§ **STATED TASK**
List each line of the data that holds the string "Kosten", please.

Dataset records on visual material

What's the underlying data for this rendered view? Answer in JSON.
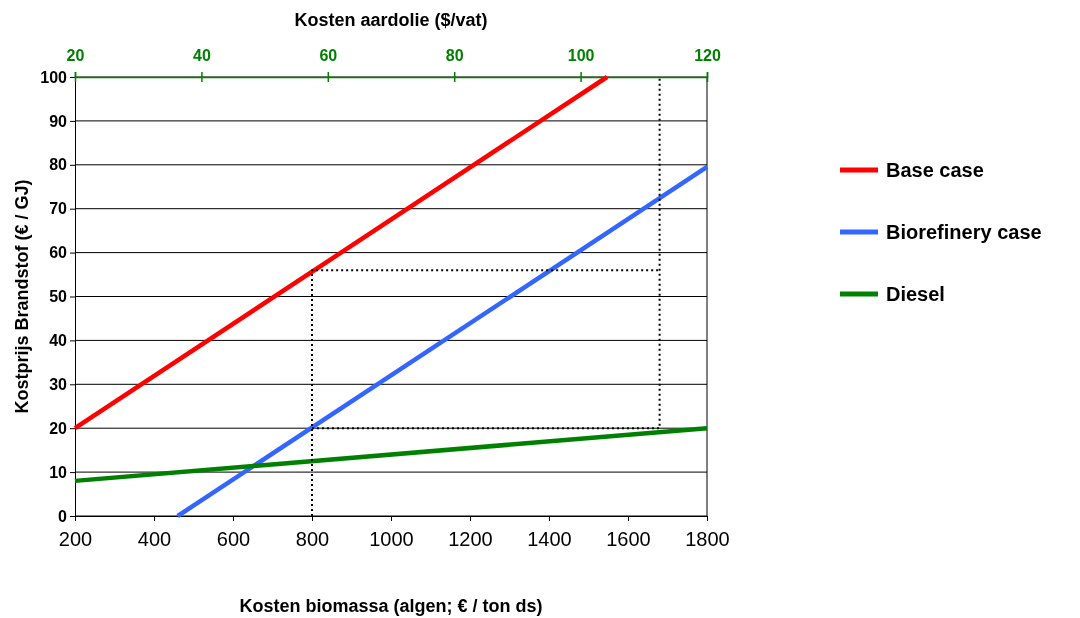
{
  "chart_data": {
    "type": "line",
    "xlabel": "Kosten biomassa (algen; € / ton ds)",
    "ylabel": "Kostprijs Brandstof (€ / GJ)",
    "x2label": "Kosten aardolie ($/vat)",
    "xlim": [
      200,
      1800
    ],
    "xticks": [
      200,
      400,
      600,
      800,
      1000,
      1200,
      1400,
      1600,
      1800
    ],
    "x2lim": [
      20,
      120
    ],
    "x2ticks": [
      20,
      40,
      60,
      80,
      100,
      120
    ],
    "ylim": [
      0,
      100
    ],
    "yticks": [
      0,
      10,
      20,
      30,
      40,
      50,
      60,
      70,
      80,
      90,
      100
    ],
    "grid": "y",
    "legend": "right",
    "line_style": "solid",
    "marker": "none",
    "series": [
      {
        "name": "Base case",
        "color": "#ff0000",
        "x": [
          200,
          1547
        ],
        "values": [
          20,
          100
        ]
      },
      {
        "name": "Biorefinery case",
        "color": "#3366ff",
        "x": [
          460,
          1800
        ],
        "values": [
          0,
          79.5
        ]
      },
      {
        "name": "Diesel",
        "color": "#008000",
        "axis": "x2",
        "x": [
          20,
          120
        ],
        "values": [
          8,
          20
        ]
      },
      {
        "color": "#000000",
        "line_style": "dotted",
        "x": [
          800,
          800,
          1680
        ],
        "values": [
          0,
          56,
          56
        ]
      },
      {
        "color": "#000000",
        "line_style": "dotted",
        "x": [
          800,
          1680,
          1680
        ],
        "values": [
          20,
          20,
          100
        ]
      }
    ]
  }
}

§ **RESPONSE TO THE TASK**
    "xlabel": "Kosten biomassa (algen; € / ton ds)",
    "x2label": "Kosten aardolie ($/vat)",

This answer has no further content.